STORED RECORDS:
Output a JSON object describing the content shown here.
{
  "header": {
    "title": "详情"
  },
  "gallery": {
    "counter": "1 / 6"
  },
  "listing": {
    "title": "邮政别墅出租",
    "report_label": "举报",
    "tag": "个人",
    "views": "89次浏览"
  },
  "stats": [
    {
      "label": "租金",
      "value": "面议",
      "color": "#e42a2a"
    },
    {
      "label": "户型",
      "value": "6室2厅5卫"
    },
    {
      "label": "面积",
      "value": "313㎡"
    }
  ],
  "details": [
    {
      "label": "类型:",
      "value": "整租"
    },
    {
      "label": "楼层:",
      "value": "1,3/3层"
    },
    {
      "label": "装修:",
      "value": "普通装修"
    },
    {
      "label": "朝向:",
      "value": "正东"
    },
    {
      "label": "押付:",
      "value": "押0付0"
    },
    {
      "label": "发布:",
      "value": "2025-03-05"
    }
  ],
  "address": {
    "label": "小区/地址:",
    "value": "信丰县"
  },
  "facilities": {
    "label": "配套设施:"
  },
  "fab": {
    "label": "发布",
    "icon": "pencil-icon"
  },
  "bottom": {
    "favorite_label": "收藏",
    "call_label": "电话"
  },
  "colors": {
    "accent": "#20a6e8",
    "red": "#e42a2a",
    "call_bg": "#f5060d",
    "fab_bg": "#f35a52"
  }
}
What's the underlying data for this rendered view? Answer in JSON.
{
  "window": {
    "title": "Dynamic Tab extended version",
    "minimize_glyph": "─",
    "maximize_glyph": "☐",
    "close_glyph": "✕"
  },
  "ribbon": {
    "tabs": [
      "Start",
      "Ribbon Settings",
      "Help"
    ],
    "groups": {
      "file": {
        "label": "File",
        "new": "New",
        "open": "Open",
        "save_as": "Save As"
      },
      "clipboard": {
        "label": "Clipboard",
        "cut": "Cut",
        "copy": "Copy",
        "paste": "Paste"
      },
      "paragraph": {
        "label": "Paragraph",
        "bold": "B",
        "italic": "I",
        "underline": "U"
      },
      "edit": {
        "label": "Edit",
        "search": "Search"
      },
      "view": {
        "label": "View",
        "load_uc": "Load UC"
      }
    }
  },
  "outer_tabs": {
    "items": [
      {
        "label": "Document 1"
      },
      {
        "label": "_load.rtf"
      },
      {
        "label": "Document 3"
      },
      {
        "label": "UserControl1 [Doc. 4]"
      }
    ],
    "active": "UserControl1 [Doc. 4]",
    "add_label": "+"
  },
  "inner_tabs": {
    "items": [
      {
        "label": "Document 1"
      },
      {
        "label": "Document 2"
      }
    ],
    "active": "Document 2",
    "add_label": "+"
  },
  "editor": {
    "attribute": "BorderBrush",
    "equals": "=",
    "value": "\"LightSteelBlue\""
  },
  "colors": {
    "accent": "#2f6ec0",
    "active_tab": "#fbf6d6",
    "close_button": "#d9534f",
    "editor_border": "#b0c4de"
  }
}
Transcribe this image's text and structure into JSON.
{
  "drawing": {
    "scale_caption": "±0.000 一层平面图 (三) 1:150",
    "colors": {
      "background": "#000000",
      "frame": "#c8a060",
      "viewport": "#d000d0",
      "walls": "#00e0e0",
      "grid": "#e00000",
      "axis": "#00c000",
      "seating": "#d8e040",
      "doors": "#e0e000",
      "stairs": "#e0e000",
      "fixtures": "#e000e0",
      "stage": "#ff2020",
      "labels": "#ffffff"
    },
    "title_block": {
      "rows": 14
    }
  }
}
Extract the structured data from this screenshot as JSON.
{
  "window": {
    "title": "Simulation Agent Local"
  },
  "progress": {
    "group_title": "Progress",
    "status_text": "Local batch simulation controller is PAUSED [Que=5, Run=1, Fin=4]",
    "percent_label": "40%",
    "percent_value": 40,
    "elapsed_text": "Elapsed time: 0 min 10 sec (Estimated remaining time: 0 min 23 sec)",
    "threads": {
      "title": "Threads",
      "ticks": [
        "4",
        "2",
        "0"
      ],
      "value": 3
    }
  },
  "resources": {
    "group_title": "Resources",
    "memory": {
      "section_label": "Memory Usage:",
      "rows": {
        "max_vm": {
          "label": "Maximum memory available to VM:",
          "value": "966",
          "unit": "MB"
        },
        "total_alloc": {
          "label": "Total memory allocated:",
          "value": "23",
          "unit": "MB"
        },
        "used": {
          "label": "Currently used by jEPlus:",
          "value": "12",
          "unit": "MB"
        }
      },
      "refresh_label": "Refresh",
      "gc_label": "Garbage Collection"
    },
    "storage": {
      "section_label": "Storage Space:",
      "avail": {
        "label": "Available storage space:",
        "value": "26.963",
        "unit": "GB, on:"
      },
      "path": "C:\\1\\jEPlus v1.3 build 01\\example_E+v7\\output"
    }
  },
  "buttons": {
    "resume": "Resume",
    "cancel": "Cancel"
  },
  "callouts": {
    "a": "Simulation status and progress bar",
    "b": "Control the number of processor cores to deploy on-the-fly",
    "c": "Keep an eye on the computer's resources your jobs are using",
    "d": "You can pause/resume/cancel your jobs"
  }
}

GOAL:
Please output the entire listing exactly as it stands.

EXPECTED OUTPUT:
Output a JSON object describing the content shown here.
{
  "header": {
    "title": "详情"
  },
  "gallery": {
    "counter": "1 / 6"
  },
  "listing": {
    "title": "邮政别墅出租",
    "report_label": "举报",
    "tag": "个人",
    "views": "89次浏览"
  },
  "stats": [
    {
      "label": "租金",
      "value": "面议",
      "color": "#e42a2a"
    },
    {
      "label": "户型",
      "value": "6室2厅5卫"
    },
    {
      "label": "面积",
      "value": "313㎡"
    }
  ],
  "details": [
    {
      "label": "类型:",
      "value": "整租"
    },
    {
      "label": "楼层:",
      "value": "1,3/3层"
    },
    {
      "label": "装修:",
      "value": "普通装修"
    },
    {
      "label": "朝向:",
      "value": "正东"
    },
    {
      "label": "押付:",
      "value": "押0付0"
    },
    {
      "label": "发布:",
      "value": "2025-03-05"
    }
  ],
  "address": {
    "label": "小区/地址:",
    "value": "信丰县"
  },
  "facilities": {
    "label": "配套设施:"
  },
  "fab": {
    "label": "发布",
    "icon": "pencil-icon"
  },
  "bottom": {
    "favorite_label": "收藏",
    "call_label": "电话"
  },
  "colors": {
    "accent": "#20a6e8",
    "red": "#e42a2a",
    "call_bg": "#f5060d",
    "fab_bg": "#f35a52"
  }
}
What's the underlying data for this rendered view? Answer in JSON.
{
  "window": {
    "title": "Dynamic Tab extended version",
    "minimize_glyph": "─",
    "maximize_glyph": "☐",
    "close_glyph": "✕"
  },
  "ribbon": {
    "tabs": [
      "Start",
      "Ribbon Settings",
      "Help"
    ],
    "groups": {
      "file": {
        "label": "File",
        "new": "New",
        "open": "Open",
        "save_as": "Save As"
      },
      "clipboard": {
        "label": "Clipboard",
        "cut": "Cut",
        "copy": "Copy",
        "paste": "Paste"
      },
      "paragraph": {
        "label": "Paragraph",
        "bold": "B",
        "italic": "I",
        "underline": "U"
      },
      "edit": {
        "label": "Edit",
        "search": "Search"
      },
      "view": {
        "label": "View",
        "load_uc": "Load UC"
      }
    }
  },
  "outer_tabs": {
    "items": [
      {
        "label": "Document 1"
      },
      {
        "label": "_load.rtf"
      },
      {
        "label": "Document 3"
      },
      {
        "label": "UserControl1 [Doc. 4]"
      }
    ],
    "active": "UserControl1 [Doc. 4]",
    "add_label": "+"
  },
  "inner_tabs": {
    "items": [
      {
        "label": "Document 1"
      },
      {
        "label": "Document 2"
      }
    ],
    "active": "Document 2",
    "add_label": "+"
  },
  "editor": {
    "attribute": "BorderBrush",
    "equals": "=",
    "value": "\"LightSteelBlue\""
  },
  "colors": {
    "accent": "#2f6ec0",
    "active_tab": "#fbf6d6",
    "close_button": "#d9534f",
    "editor_border": "#b0c4de"
  }
}
Transcribe this image's text and structure into JSON.
{
  "drawing": {
    "scale_caption": "±0.000 一层平面图 (三) 1:150",
    "colors": {
      "background": "#000000",
      "frame": "#c8a060",
      "viewport": "#d000d0",
      "walls": "#00e0e0",
      "grid": "#e00000",
      "axis": "#00c000",
      "seating": "#d8e040",
      "doors": "#e0e000",
      "stairs": "#e0e000",
      "fixtures": "#e000e0",
      "stage": "#ff2020",
      "labels": "#ffffff"
    },
    "title_block": {
      "rows": 14
    }
  }
}
Extract the structured data from this screenshot as JSON.
{
  "window": {
    "title": "Simulation Agent Local"
  },
  "progress": {
    "group_title": "Progress",
    "status_text": "Local batch simulation controller is PAUSED [Que=5, Run=1, Fin=4]",
    "percent_label": "40%",
    "percent_value": 40,
    "elapsed_text": "Elapsed time: 0 min 10 sec (Estimated remaining time: 0 min 23 sec)",
    "threads": {
      "title": "Threads",
      "ticks": [
        "4",
        "2",
        "0"
      ],
      "value": 3
    }
  },
  "resources": {
    "group_title": "Resources",
    "memory": {
      "section_label": "Memory Usage:",
      "rows": {
        "max_vm": {
          "label": "Maximum memory available to VM:",
          "value": "966",
          "unit": "MB"
        },
        "total_alloc": {
          "label": "Total memory allocated:",
          "value": "23",
          "unit": "MB"
        },
        "used": {
          "label": "Currently used by jEPlus:",
          "value": "12",
          "unit": "MB"
        }
      },
      "refresh_label": "Refresh",
      "gc_label": "Garbage Collection"
    },
    "storage": {
      "section_label": "Storage Space:",
      "avail": {
        "label": "Available storage space:",
        "value": "26.963",
        "unit": "GB, on:"
      },
      "path": "C:\\1\\jEPlus v1.3 build 01\\example_E+v7\\output"
    }
  },
  "buttons": {
    "resume": "Resume",
    "cancel": "Cancel"
  },
  "callouts": {
    "a": "Simulation status and progress bar",
    "b": "Control the number of processor cores to deploy on-the-fly",
    "c": "Keep an eye on the computer's resources your jobs are using",
    "d": "You can pause/resume/cancel your jobs"
  }
}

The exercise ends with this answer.